:: Dataset records ::
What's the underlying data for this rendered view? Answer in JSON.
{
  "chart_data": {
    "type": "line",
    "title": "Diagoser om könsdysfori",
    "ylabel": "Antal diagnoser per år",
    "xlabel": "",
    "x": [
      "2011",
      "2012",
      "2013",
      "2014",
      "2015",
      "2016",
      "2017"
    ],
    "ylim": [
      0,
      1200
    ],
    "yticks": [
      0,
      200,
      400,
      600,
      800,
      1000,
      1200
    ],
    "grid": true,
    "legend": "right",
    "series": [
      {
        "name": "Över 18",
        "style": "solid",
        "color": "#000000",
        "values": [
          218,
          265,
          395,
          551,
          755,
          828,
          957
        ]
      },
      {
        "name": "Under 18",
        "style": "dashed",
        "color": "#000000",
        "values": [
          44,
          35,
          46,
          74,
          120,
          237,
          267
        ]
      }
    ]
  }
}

:: What you will do ::
The records above are to be repeated exactly, in their entirety.

:: Exercise answer ::
What's the underlying data for this rendered view? Answer in JSON.
{
  "chart_data": {
    "type": "line",
    "title": "Diagoser om könsdysfori",
    "ylabel": "Antal diagnoser per år",
    "xlabel": "",
    "x": [
      "2011",
      "2012",
      "2013",
      "2014",
      "2015",
      "2016",
      "2017"
    ],
    "ylim": [
      0,
      1200
    ],
    "yticks": [
      0,
      200,
      400,
      600,
      800,
      1000,
      1200
    ],
    "grid": true,
    "legend": "right",
    "series": [
      {
        "name": "Över 18",
        "style": "solid",
        "color": "#000000",
        "values": [
          218,
          265,
          395,
          551,
          755,
          828,
          957
        ]
      },
      {
        "name": "Under 18",
        "style": "dashed",
        "color": "#000000",
        "values": [
          44,
          35,
          46,
          74,
          120,
          237,
          267
        ]
      }
    ]
  }
}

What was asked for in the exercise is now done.